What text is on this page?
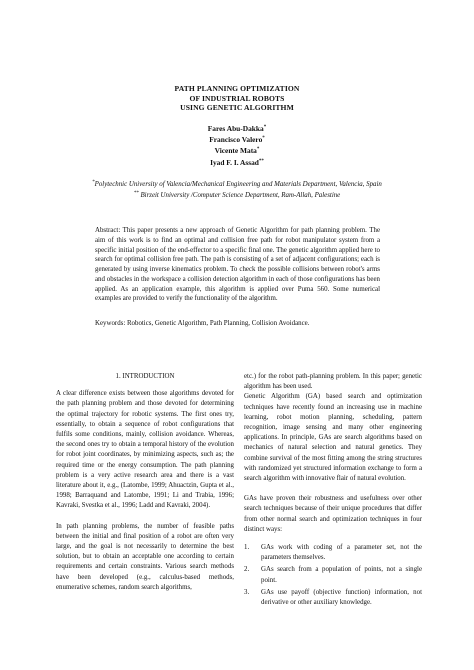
PATH PLANNING OPTIMIZATION
OF INDUSTRIAL ROBOTS
USING GENETIC ALGORITHM
Fares Abu-Dakka*
Francisco Valero*
Vicente Mata*
Iyad F. I. Assad**
*Polytechnic University of Valencia/Mechanical Engineering and Materials Department, Valencia, Spain
** Birzeit University /Computer Science Department, Ram-Allah, Palestine
Abstract: This paper presents a new approach of Genetic Algorithm for path planning problem. The aim of this work is to find an optimal and collision free path for robot manipulator system from a specific initial position of the end-effector to a specific final one. The genetic algorithm applied here to search for optimal collision free path. The path is consisting of a set of adjacent configurations; each is generated by using inverse kinematics problem. To check the possible collisions between robot's arms and obstacles in the workspace a collision detection algorithm in each of those configurations has been applied. As an application example, this algorithm is applied over Puma 560. Some numerical examples are provided to verify the functionality of the algorithm.
Keywords: Robotics, Genetic Algorithm, Path Planning, Collision Avoidance.
1. INTRODUCTION

A clear difference exists between those algorithms devoted for the path planning problem and those devoted for determining the optimal trajectory for robotic systems. The first ones try, essentially, to obtain a sequence of robot configurations that fulfils some conditions, mainly, collision avoidance. Whereas, the second ones try to obtain a temporal history of the evolution for robot joint coordinates, by minimizing aspects, such as; the required time or the energy consumption. The path planning problem is a very active research area and there is a vast literature about it, e.g., (Latombe, 1999; Ahuactzin, Gupta et al., 1998; Barraquand and Latombe, 1991; Li and Trabia, 1996; Kavraki, Svestka et al., 1996; Ladd and Kavraki, 2004).

In path planning problems, the number of feasible paths between the initial and final position of a robot are often very large, and the goal is not necessarily to determine the best solution, but to obtain an acceptable one according to certain requirements and certain constraints. Various search methods have been developed (e.g., calculus-based methods, enumerative schemes, random search algorithms,

etc.) for the robot path-planning problem. In this paper; genetic algorithm has been used.

Genetic Algorithm (GA) based search and optimization techniques have recently found an increasing use in machine learning, robot motion planning, scheduling, pattern recognition, image sensing and many other engineering applications. In principle, GAs are search algorithms based on mechanics of natural selection and natural genetics. They combine survival of the most fitting among the string structures with randomized yet structured information exchange to form a search algorithm with innovative flair of natural evolution.

GAs have proven their robustness and usefulness over other search techniques because of their unique procedures that differ from other normal search and optimization techniques in four distinct ways:

1. GAs work with coding of a parameter set, not the parameters themselves.
2. GAs search from a population of points, not a single point.
3. GAs use payoff (objective function) information, not derivative or other auxiliary knowledge.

• • • • •

--- What to do ---
Find the lines containing "Department" and list every one of them.

--- Expected answer ---
*Polytechnic University of Valencia/Mechanical Engineering and Materials Department, Valencia, Spain
** Birzeit University /Computer Science Department, Ram-Allah, Palestine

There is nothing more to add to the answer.